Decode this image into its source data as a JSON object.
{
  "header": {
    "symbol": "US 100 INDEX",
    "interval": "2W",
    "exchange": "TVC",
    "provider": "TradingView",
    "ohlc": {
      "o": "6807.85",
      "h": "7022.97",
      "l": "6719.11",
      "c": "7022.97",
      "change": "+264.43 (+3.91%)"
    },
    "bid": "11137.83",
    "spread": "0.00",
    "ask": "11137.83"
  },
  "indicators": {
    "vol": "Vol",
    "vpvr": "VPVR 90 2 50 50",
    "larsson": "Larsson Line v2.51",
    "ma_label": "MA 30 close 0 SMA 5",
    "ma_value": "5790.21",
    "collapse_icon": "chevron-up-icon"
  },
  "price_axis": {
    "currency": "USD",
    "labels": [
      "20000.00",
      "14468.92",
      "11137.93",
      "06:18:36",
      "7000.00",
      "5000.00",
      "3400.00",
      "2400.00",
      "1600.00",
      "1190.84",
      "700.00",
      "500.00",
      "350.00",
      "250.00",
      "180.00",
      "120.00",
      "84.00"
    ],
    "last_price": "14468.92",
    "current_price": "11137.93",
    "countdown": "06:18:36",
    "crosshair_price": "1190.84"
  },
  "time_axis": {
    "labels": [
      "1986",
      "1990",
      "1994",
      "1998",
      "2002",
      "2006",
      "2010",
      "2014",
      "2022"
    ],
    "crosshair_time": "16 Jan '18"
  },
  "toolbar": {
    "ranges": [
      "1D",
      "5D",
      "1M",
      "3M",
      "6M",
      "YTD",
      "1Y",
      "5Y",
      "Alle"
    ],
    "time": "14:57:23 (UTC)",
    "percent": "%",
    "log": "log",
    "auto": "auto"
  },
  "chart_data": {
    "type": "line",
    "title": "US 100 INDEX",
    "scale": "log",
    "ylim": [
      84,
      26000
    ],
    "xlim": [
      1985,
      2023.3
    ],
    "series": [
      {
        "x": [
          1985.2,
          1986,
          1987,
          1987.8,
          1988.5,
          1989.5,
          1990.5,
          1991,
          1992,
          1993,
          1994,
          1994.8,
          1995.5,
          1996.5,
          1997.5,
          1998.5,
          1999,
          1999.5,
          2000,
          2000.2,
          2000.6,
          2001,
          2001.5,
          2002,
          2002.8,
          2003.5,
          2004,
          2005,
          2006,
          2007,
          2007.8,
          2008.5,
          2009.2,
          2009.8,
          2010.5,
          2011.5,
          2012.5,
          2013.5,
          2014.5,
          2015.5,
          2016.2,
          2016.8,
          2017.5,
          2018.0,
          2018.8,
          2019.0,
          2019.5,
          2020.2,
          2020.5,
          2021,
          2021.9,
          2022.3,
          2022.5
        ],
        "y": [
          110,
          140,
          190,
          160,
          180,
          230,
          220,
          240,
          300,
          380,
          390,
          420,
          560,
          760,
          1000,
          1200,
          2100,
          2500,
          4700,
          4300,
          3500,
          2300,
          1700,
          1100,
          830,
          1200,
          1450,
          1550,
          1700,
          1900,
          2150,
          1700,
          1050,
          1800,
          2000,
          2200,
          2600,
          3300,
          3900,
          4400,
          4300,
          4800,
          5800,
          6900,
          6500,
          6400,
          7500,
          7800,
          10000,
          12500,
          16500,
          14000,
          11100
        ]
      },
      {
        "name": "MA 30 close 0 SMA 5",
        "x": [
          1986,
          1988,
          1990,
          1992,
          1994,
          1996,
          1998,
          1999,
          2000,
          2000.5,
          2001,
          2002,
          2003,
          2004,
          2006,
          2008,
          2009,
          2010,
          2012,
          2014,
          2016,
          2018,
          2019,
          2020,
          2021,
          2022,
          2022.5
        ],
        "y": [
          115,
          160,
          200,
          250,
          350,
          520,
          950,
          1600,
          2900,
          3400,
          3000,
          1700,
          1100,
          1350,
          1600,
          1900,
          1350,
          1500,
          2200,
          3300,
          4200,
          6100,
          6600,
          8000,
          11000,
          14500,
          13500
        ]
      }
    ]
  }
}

++++++++++++++++++++

→ GOAL
Look through the entries above and list every line containing "close".

→ WRITTEN SOLUTION
    "ma_label": "MA 30 close 0 SMA 5",
        "name": "MA 30 close 0 SMA 5",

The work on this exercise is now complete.